▶ _AIM OF THE TASK_
Give only the number of lines in the records that include the string "herpes".

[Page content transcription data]
-------------------------

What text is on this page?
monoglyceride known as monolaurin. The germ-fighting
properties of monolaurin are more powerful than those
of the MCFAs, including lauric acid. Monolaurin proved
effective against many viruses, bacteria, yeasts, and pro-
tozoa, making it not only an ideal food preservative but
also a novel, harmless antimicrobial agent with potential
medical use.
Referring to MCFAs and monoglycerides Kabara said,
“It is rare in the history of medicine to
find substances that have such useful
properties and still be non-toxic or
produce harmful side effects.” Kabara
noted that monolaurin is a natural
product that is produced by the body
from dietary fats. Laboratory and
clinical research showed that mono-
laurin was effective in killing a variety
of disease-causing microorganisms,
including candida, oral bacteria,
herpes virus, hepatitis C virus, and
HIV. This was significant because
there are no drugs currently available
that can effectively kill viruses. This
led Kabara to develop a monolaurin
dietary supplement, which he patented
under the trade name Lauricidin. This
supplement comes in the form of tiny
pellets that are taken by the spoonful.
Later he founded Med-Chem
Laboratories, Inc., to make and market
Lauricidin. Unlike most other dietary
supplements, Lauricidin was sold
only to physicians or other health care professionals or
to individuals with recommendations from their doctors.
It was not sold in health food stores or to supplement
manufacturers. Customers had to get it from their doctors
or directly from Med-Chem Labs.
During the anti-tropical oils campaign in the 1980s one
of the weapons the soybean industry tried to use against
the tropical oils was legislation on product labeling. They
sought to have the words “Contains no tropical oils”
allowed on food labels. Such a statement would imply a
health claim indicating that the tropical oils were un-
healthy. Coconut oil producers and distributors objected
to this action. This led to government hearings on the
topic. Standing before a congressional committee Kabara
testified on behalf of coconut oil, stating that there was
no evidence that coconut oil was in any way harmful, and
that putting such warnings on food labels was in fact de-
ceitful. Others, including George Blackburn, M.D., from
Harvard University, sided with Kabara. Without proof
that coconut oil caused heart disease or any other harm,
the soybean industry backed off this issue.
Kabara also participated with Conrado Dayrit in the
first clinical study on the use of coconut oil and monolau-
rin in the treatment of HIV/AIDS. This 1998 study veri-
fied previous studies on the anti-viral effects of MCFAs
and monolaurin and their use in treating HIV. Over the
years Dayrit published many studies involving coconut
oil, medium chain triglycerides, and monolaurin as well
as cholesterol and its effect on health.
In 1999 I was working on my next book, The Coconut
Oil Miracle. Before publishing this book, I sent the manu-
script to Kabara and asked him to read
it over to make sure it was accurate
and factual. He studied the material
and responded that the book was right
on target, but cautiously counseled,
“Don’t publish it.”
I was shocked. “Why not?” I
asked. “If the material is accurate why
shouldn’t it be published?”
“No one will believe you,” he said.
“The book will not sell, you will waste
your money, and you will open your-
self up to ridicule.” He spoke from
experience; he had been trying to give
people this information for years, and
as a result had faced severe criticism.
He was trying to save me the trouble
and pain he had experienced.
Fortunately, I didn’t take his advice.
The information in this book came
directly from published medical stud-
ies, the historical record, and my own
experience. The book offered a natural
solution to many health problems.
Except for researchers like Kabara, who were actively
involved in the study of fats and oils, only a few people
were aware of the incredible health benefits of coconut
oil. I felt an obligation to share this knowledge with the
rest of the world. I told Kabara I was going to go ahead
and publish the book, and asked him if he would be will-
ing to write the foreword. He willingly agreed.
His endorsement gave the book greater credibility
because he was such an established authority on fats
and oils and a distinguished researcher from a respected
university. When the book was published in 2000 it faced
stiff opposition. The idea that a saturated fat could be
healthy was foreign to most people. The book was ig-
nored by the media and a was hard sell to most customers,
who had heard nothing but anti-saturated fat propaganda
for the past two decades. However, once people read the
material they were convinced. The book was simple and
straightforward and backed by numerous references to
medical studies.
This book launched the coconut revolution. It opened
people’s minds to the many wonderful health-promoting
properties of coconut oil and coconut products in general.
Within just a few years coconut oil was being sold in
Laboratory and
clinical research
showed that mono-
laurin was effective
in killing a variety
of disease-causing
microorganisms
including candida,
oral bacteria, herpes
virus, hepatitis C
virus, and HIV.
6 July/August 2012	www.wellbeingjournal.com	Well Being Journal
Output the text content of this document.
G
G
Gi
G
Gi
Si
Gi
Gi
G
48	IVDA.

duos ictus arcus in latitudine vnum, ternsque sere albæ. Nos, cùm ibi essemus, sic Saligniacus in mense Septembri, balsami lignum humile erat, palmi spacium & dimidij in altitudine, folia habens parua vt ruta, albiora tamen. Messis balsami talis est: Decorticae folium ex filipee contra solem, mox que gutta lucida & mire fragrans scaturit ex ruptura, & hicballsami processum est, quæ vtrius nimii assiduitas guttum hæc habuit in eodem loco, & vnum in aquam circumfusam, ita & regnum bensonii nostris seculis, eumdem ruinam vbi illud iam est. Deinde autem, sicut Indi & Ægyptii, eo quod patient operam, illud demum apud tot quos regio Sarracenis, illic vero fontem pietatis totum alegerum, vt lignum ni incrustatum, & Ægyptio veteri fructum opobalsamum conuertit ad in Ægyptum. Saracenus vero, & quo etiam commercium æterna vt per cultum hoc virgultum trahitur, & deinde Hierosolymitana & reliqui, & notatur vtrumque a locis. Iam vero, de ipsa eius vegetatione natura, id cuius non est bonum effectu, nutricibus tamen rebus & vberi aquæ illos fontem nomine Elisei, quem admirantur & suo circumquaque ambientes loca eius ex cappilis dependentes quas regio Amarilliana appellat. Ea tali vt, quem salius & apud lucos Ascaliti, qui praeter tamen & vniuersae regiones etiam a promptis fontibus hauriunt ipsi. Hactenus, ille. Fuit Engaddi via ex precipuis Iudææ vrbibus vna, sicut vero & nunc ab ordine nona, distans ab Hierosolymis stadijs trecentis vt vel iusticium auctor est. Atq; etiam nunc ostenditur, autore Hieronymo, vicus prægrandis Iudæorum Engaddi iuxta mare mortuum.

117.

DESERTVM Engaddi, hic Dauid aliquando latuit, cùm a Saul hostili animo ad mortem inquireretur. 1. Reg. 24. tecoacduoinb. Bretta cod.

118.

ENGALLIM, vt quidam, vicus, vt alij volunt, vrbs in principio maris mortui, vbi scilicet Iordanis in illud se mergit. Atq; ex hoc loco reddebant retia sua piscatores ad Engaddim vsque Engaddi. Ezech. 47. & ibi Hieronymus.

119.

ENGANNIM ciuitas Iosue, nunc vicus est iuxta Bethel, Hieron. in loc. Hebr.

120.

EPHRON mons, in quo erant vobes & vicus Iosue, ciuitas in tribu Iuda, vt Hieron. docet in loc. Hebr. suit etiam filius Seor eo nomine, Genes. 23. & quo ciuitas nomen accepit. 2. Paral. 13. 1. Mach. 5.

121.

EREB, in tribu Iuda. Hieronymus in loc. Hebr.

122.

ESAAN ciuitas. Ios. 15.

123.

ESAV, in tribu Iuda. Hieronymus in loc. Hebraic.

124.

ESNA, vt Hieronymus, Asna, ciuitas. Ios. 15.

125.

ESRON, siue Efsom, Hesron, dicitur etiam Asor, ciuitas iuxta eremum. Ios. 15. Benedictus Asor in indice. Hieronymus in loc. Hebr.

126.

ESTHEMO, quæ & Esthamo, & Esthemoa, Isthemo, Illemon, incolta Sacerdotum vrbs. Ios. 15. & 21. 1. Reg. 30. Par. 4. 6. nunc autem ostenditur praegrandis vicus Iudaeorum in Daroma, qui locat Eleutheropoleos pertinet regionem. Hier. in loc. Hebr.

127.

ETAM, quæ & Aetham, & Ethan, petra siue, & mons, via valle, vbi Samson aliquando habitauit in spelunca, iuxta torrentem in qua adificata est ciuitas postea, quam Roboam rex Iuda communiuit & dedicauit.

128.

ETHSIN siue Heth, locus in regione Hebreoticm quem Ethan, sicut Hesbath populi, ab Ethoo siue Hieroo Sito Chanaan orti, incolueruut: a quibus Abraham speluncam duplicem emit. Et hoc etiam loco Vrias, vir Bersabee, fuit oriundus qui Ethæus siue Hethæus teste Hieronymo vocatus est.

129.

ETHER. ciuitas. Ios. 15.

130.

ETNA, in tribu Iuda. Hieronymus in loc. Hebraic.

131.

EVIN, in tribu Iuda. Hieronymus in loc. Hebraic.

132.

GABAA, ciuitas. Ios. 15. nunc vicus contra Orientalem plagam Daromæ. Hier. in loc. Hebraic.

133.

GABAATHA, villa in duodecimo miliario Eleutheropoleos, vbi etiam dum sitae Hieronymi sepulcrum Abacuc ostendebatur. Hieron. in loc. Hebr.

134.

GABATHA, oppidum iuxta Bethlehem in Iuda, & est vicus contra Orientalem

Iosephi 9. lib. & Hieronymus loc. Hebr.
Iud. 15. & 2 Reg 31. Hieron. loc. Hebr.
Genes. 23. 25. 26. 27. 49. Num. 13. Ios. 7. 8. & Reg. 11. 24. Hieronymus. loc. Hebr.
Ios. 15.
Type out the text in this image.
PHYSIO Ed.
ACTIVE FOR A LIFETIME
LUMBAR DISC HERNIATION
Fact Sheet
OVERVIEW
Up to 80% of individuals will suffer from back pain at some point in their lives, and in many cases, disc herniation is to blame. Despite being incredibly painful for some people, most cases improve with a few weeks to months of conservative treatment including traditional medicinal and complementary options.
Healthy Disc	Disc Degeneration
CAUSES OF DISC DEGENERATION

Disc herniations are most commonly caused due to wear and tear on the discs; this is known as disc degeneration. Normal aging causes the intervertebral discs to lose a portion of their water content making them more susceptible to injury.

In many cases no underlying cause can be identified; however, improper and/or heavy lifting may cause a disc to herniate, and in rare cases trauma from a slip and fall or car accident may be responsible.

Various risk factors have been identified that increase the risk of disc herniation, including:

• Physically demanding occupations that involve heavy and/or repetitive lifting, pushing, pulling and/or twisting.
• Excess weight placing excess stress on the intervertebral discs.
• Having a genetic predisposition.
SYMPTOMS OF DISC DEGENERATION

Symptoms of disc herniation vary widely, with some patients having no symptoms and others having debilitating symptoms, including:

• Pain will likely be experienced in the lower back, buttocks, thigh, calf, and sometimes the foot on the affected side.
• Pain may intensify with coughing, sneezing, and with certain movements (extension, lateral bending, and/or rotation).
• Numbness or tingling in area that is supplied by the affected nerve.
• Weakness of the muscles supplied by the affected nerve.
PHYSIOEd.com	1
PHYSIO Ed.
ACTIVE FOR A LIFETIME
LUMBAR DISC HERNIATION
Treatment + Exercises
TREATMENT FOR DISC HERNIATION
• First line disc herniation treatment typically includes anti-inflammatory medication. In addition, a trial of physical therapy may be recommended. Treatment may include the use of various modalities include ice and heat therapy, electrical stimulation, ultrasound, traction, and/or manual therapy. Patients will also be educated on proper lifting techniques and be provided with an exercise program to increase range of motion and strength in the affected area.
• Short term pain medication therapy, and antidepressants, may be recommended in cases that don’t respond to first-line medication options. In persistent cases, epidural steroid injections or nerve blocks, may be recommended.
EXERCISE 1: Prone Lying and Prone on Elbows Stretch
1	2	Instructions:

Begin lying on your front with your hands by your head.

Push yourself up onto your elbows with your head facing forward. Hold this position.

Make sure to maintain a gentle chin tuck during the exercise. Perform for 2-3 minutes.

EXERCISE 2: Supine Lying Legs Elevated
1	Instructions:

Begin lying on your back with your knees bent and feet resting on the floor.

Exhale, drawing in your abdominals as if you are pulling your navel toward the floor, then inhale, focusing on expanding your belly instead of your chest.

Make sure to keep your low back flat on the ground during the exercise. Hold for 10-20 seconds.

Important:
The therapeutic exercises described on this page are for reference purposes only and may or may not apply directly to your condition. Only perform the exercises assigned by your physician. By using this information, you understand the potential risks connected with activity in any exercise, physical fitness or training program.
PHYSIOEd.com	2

-------------------------

▶ _TASK RESPONSE_
2